Which lines below hold the word "Removing"? Copy all of them.

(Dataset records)
- - - - -
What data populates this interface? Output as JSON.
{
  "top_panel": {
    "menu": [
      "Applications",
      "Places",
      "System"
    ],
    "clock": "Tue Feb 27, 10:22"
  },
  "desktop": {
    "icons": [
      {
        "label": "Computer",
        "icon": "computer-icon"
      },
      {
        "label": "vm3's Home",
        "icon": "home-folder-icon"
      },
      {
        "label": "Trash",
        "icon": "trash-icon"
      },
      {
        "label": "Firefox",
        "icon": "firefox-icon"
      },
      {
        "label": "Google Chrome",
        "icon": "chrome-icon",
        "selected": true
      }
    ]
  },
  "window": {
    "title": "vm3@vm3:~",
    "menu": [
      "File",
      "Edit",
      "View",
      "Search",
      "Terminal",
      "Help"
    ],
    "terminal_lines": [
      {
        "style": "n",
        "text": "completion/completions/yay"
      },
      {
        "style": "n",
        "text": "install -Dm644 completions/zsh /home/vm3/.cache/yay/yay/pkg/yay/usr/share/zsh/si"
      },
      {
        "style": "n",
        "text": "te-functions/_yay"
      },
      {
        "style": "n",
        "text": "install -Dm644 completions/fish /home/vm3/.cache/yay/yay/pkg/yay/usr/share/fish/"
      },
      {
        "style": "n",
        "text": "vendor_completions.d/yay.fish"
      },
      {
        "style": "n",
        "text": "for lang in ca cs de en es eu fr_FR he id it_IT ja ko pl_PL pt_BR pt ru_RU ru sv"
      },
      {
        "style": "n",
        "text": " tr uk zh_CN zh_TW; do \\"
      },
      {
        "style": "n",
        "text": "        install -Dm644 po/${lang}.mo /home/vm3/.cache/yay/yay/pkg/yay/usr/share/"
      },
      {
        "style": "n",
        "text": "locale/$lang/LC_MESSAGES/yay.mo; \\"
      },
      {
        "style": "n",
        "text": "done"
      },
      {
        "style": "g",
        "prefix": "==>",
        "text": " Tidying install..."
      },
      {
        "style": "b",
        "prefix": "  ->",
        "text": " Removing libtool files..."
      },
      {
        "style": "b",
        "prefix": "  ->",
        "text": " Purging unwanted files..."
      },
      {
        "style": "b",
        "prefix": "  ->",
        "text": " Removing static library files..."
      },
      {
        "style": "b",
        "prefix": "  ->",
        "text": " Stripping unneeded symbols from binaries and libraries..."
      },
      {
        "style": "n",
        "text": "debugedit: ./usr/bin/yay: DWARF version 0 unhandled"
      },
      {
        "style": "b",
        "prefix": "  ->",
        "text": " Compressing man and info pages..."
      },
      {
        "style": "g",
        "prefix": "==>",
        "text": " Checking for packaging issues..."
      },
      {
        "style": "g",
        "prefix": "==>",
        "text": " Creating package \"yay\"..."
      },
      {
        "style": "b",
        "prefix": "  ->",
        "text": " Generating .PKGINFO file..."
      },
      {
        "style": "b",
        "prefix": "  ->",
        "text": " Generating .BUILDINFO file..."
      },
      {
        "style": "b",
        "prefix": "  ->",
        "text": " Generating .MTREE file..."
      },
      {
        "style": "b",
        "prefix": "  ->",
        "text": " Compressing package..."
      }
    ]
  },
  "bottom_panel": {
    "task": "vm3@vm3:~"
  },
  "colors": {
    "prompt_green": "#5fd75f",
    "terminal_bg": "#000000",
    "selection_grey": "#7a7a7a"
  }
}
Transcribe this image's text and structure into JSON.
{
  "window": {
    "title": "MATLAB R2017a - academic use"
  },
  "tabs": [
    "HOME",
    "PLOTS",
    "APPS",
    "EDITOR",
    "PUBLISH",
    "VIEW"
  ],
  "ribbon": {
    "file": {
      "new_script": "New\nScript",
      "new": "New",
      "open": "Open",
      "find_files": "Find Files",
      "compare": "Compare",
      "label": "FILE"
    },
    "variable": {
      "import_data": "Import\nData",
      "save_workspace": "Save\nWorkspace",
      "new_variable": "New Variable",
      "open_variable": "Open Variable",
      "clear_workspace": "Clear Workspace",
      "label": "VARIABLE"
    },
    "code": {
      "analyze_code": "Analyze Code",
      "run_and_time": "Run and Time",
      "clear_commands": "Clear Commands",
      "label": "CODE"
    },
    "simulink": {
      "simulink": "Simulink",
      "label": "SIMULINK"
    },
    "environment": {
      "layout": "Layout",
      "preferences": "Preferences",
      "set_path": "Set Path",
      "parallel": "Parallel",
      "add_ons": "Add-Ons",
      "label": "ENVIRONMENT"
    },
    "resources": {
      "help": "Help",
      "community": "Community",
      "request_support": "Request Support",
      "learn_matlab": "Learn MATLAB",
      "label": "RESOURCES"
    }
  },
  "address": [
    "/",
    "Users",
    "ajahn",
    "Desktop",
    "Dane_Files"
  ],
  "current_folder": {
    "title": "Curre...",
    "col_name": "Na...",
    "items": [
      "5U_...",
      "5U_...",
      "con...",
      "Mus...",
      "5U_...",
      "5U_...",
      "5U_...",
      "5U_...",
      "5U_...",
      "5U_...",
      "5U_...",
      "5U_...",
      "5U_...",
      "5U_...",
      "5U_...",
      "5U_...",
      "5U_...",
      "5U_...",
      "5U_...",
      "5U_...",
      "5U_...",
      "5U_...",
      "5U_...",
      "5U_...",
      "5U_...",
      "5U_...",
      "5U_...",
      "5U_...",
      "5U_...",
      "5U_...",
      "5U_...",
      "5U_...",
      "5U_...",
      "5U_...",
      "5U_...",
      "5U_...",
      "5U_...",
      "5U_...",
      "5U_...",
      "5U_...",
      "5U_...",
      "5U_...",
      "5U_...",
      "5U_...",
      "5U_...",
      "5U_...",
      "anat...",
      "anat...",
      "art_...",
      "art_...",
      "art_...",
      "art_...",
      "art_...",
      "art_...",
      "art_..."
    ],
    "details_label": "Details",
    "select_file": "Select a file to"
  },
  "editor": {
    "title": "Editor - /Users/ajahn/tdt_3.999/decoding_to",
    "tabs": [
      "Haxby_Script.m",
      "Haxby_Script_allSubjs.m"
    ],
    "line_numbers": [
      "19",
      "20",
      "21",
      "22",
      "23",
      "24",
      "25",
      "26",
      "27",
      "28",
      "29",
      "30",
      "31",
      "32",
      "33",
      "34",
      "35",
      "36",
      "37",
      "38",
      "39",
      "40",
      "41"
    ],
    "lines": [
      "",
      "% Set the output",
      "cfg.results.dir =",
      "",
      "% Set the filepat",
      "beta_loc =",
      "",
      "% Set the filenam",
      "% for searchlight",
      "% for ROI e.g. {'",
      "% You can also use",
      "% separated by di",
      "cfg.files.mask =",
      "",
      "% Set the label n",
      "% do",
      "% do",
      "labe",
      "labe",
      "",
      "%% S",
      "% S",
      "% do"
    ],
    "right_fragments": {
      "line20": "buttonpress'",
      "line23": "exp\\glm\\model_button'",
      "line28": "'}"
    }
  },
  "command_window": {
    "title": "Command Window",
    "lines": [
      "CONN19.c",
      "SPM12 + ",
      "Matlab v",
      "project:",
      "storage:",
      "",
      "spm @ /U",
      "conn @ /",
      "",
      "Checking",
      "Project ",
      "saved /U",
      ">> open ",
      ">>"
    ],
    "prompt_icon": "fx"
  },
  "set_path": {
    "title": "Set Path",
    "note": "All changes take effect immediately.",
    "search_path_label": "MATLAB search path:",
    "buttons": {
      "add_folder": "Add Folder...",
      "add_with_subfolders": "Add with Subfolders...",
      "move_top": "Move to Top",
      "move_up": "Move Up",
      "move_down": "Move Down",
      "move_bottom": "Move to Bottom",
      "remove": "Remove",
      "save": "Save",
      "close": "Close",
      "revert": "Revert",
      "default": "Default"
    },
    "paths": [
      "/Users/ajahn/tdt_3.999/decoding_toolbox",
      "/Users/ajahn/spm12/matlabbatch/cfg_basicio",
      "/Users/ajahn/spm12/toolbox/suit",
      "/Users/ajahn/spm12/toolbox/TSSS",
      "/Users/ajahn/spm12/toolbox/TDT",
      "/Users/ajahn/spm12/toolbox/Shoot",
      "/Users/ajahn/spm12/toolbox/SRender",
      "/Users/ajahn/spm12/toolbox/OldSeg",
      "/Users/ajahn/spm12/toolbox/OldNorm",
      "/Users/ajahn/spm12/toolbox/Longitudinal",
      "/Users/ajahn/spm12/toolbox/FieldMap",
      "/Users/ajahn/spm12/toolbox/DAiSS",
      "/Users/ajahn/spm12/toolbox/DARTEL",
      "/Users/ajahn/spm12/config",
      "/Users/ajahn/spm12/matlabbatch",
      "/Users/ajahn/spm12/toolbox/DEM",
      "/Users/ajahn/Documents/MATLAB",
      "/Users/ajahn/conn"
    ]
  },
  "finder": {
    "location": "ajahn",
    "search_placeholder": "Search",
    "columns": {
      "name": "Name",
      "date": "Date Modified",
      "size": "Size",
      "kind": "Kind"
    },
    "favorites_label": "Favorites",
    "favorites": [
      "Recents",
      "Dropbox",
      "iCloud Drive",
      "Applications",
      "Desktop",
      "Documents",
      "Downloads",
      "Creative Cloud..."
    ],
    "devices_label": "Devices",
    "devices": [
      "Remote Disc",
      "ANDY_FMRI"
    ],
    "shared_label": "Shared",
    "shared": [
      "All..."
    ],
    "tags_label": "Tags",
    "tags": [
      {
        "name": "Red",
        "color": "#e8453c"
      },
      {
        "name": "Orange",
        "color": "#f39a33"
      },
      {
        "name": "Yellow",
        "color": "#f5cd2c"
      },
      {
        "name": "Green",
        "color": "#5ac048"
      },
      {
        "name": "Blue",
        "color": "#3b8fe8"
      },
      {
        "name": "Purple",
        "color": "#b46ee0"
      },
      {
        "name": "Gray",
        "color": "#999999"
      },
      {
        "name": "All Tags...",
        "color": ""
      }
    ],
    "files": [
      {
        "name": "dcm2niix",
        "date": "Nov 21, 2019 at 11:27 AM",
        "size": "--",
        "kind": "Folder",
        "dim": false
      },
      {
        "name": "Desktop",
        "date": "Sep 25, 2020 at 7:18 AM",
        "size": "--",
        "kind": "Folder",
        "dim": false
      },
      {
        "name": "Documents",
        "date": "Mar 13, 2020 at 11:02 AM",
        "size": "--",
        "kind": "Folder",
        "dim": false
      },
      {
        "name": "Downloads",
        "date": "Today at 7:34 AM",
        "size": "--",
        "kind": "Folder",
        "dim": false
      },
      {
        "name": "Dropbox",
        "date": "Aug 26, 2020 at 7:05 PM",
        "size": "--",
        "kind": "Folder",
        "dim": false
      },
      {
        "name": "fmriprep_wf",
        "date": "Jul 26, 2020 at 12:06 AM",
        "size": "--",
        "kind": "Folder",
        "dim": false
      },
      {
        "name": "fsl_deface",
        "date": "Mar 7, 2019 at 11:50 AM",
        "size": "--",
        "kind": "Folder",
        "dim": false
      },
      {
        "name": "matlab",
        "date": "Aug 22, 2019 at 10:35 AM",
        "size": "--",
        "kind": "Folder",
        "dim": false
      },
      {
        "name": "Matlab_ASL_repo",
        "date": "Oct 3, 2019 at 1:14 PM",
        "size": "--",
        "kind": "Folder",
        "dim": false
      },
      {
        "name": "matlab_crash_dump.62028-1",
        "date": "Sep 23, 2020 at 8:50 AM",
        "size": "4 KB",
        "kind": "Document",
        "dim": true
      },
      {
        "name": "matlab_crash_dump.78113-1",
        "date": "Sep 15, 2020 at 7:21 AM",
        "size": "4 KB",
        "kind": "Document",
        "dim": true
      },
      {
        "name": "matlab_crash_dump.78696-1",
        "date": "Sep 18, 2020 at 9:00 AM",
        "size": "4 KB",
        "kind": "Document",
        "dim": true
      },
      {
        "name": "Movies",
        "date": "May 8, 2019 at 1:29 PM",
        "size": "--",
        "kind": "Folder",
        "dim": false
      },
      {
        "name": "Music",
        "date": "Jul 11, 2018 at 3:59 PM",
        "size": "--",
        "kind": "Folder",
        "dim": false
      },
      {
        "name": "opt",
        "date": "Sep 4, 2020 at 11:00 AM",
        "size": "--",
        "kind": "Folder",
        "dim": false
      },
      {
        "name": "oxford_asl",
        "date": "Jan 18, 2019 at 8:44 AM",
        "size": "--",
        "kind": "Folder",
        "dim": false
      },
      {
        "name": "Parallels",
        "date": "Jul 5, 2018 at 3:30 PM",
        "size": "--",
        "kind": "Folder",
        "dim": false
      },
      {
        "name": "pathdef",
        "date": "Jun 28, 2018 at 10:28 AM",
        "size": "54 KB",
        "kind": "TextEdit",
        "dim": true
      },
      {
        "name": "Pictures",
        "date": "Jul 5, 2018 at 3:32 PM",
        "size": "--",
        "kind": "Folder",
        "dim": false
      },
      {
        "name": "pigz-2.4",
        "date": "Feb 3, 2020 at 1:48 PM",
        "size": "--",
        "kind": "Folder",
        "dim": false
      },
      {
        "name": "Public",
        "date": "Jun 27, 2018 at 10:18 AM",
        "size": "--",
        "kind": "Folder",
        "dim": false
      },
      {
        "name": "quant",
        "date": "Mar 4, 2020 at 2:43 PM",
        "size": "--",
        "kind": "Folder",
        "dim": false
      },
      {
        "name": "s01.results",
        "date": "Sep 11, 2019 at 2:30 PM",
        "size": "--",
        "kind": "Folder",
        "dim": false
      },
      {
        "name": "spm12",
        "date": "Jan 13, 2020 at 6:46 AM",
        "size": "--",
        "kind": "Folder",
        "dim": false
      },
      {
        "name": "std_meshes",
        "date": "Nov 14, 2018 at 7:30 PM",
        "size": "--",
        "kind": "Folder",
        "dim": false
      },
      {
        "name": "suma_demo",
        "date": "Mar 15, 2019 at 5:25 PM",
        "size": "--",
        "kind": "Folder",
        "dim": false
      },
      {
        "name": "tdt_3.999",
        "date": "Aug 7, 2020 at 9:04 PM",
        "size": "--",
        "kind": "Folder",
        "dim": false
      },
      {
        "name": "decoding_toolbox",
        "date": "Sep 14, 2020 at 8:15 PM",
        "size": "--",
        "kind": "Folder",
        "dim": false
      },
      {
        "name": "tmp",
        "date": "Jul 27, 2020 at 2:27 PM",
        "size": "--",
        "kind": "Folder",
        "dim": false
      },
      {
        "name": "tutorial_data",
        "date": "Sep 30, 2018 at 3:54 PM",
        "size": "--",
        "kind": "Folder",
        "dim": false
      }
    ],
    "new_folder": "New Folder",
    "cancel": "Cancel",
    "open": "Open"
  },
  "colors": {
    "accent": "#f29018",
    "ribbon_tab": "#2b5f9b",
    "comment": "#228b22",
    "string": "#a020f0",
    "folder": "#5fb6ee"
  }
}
- - - - -
*TASK OUTPUT:*
        "text": " Removing libtool files..."
        "text": " Removing static library files..."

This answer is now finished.